● Dataset items

####

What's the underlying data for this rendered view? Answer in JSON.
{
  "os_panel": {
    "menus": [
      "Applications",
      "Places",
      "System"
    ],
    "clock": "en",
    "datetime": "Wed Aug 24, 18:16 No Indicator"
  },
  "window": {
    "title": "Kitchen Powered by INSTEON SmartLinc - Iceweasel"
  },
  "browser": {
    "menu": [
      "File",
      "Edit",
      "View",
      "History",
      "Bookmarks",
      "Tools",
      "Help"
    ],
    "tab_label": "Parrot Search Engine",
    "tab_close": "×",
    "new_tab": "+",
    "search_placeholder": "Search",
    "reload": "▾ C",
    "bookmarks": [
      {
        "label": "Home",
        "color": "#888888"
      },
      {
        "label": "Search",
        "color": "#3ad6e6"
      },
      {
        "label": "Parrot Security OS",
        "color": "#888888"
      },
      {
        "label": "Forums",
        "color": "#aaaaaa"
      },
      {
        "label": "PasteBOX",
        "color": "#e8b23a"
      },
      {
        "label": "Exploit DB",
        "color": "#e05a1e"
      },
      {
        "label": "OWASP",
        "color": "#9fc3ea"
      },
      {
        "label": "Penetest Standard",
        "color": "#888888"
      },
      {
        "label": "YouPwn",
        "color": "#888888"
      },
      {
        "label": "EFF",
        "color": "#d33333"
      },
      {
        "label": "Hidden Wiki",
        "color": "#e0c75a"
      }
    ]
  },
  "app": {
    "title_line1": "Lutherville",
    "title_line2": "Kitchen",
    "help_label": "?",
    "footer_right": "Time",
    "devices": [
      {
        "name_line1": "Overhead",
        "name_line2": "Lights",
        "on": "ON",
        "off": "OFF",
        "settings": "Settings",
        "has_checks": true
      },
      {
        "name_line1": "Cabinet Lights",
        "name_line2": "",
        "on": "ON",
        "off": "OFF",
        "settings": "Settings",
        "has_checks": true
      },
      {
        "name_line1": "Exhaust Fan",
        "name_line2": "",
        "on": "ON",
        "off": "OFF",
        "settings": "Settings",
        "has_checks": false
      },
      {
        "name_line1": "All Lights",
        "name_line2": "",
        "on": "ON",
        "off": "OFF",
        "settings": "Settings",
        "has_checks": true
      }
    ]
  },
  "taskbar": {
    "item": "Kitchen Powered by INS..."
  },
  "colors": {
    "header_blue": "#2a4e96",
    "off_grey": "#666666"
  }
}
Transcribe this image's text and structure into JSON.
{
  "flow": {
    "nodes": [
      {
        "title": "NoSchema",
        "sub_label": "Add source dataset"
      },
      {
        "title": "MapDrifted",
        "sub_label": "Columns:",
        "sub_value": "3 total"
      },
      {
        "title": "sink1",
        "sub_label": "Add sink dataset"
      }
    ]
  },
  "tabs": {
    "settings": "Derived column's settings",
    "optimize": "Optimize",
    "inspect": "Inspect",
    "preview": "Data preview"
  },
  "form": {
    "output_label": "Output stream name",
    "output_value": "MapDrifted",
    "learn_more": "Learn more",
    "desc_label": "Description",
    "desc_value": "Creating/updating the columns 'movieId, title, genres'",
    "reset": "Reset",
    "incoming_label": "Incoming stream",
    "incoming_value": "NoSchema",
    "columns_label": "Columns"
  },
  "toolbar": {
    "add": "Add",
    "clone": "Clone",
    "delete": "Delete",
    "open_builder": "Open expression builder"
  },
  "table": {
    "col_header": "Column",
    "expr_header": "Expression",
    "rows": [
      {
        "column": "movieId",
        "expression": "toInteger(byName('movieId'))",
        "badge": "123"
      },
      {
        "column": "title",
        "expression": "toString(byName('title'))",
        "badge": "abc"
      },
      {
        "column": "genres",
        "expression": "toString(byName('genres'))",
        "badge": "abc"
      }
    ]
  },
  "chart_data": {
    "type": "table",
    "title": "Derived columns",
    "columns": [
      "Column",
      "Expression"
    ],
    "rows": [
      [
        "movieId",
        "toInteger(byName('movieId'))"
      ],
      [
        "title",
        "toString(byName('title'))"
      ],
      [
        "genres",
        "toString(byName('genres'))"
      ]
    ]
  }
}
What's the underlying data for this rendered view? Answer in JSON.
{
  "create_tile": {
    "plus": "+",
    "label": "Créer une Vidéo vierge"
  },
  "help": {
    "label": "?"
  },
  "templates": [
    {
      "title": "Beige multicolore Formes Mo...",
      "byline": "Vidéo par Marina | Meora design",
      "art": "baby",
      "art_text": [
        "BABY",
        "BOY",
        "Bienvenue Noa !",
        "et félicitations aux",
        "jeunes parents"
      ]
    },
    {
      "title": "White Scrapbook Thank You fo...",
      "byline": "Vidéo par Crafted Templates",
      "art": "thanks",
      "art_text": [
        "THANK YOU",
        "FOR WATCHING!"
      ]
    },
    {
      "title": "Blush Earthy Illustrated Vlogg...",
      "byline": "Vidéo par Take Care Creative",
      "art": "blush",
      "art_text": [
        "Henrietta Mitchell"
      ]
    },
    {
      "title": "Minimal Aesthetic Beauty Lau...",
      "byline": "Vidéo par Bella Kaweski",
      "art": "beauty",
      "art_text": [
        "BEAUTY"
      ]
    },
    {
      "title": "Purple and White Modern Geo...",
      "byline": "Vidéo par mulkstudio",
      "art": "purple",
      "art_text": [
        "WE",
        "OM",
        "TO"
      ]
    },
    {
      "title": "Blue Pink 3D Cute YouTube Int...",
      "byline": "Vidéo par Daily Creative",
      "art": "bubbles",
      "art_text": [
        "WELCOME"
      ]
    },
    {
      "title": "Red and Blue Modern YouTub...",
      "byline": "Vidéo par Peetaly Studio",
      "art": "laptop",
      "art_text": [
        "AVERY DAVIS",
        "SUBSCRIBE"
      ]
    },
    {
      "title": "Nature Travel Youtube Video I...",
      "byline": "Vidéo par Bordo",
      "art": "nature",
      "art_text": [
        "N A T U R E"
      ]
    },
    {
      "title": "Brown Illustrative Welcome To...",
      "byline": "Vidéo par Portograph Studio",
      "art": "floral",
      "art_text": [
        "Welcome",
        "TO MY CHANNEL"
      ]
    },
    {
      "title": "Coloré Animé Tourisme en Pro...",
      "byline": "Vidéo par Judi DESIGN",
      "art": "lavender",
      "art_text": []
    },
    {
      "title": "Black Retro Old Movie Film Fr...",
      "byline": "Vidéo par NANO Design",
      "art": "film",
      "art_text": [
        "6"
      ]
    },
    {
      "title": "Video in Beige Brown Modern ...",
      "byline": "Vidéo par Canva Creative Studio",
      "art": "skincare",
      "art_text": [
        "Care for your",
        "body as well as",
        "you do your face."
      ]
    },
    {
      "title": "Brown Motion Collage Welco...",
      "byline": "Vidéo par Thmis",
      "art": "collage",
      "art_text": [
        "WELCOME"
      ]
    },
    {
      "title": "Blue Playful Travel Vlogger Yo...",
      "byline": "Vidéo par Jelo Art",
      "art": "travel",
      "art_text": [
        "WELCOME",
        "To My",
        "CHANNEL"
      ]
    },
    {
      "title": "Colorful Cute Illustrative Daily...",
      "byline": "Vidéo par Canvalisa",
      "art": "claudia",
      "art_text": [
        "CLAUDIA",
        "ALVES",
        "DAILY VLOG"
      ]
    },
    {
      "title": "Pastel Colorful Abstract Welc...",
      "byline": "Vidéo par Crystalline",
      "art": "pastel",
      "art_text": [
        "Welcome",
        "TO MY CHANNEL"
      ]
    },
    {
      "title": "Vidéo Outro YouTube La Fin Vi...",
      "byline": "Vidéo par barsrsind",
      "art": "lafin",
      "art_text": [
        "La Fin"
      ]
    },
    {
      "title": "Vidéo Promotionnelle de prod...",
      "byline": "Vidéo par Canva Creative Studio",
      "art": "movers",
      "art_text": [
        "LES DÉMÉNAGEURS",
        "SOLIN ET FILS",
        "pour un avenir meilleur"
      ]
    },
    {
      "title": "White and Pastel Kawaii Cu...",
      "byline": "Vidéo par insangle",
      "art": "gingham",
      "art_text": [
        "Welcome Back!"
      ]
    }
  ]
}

####

● Given task
Count how many lines above include the word "Beige" and answer with that figure only.

● Result of this exercise
2